_What this task involves_
Lines that hold the word "Angin" should be located and copied.

_Supplied material_
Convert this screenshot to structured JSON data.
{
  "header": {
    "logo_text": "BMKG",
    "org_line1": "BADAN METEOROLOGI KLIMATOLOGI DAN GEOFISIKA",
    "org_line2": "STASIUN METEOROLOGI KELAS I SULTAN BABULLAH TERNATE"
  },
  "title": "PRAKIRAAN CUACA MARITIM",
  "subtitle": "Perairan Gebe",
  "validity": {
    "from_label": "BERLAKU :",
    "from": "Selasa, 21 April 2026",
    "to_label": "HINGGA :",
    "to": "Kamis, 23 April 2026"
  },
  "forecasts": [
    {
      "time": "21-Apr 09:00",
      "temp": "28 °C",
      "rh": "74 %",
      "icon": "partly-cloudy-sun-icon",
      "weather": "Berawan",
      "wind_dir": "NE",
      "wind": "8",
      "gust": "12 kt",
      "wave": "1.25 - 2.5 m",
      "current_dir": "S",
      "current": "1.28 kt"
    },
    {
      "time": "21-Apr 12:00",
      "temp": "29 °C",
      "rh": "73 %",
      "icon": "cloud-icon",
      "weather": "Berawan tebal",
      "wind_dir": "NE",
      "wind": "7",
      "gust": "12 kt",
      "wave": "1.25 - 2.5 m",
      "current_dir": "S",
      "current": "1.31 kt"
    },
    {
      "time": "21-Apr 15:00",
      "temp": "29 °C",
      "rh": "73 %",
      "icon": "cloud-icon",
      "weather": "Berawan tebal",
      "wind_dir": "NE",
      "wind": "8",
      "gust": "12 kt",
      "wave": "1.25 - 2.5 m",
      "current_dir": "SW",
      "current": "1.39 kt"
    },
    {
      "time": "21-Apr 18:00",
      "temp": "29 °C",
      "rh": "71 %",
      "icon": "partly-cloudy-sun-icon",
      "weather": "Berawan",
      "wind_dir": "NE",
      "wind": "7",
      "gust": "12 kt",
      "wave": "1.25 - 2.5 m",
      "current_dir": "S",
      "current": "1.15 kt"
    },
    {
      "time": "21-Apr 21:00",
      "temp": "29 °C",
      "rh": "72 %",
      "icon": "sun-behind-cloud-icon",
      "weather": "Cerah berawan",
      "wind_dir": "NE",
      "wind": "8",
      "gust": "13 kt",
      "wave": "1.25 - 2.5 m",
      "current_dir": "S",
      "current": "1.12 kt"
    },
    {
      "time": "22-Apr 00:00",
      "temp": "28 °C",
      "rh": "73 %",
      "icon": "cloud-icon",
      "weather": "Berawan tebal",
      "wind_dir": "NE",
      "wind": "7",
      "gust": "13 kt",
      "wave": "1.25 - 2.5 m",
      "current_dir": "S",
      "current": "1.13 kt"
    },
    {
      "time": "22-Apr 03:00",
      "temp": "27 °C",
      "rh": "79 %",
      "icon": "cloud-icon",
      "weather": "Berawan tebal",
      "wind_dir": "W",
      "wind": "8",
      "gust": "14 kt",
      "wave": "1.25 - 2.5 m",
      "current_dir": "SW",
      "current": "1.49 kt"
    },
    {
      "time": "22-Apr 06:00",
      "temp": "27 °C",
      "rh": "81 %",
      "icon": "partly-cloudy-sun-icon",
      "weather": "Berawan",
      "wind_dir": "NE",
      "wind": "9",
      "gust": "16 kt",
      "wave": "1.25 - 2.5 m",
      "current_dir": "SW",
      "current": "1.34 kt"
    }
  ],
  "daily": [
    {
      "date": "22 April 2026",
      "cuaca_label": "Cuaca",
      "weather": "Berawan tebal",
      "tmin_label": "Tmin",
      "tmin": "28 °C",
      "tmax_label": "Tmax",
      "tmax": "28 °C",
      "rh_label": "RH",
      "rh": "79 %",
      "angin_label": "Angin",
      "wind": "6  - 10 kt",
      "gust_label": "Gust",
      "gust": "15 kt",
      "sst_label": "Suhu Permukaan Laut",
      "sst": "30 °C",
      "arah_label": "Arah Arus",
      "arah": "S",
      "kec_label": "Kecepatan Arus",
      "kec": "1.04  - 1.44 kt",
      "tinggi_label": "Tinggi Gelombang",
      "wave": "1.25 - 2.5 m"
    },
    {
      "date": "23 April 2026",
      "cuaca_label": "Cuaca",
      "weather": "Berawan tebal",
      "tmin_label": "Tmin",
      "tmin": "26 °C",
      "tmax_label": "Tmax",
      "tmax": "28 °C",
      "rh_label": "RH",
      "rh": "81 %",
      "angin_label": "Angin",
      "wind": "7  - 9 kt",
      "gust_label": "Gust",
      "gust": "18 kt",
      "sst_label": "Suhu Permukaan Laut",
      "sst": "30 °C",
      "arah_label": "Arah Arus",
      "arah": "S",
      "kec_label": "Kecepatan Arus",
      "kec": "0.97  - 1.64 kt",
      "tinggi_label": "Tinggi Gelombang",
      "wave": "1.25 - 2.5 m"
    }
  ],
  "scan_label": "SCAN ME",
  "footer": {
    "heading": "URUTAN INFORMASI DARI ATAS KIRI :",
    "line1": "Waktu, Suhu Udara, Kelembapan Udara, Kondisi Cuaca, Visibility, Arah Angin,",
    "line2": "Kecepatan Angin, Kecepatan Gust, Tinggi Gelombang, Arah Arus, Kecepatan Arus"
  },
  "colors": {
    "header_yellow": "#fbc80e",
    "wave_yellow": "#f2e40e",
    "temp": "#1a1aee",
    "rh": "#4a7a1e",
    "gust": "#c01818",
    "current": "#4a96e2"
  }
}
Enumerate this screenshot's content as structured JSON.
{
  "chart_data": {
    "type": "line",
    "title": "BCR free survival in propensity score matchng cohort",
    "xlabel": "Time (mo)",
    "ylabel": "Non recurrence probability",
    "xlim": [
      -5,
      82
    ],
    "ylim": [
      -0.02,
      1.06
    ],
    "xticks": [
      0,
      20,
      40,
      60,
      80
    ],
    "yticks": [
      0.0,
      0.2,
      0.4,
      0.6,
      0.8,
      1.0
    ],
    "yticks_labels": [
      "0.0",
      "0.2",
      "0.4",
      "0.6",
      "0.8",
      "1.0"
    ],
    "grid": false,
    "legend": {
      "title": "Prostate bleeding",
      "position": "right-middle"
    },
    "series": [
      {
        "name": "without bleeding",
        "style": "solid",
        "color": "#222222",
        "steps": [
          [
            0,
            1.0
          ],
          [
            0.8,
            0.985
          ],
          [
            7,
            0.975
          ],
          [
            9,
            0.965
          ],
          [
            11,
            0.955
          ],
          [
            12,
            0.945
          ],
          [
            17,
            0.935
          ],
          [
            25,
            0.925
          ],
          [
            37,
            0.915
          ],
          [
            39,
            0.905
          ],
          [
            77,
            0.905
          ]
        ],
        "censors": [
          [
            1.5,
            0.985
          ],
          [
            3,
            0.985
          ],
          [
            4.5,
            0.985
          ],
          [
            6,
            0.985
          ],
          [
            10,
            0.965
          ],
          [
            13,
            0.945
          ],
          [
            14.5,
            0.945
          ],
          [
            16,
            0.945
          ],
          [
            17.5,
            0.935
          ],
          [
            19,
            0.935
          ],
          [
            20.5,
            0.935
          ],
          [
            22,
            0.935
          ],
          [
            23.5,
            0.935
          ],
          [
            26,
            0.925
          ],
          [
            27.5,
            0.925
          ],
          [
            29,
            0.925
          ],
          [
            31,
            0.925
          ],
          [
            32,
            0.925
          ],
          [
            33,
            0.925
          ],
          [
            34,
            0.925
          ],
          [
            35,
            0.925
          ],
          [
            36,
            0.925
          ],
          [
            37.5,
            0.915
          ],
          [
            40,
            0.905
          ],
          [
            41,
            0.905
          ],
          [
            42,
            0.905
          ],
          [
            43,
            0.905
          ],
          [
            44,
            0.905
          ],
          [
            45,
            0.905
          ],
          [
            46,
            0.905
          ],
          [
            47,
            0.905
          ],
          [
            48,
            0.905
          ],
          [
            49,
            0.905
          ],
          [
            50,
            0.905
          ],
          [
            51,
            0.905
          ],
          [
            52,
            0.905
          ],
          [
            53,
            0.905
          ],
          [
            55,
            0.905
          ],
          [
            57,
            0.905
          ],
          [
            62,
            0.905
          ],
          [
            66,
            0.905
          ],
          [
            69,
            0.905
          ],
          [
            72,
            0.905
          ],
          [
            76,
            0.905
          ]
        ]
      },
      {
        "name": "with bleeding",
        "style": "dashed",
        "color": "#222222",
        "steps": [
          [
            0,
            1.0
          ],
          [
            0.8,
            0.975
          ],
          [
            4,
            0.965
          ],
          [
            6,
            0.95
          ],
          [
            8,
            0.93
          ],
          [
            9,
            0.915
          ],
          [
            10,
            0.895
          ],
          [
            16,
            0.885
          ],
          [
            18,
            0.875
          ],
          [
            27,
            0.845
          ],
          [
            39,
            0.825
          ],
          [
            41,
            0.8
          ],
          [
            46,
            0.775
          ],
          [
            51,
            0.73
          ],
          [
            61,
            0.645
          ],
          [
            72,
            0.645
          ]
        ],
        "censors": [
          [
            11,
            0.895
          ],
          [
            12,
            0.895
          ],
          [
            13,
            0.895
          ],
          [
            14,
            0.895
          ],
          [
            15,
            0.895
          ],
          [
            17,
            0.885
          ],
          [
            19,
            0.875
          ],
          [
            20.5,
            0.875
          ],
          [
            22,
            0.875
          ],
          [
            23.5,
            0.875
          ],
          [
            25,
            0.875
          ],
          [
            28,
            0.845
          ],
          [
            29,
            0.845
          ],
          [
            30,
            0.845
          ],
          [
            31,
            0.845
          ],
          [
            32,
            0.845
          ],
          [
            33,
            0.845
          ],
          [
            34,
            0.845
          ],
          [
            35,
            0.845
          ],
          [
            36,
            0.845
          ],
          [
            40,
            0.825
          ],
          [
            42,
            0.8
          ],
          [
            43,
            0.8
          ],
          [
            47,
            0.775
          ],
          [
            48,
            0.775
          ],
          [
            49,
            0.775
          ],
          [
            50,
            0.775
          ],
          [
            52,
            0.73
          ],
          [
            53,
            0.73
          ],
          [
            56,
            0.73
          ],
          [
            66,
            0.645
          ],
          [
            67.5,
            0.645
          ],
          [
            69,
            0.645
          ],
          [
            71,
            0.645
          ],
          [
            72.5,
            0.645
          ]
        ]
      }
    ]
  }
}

_The response_
      "angin_label": "Angin",
      "angin_label": "Angin",
    "line1": "Waktu, Suhu Udara, Kelembapan Udara, Kondisi Cuaca, Visibility, Arah Angin,",
    "line2": "Kecepatan Angin, Kecepatan Gust, Tinggi Gelombang, Arah Arus, Kecepatan Arus"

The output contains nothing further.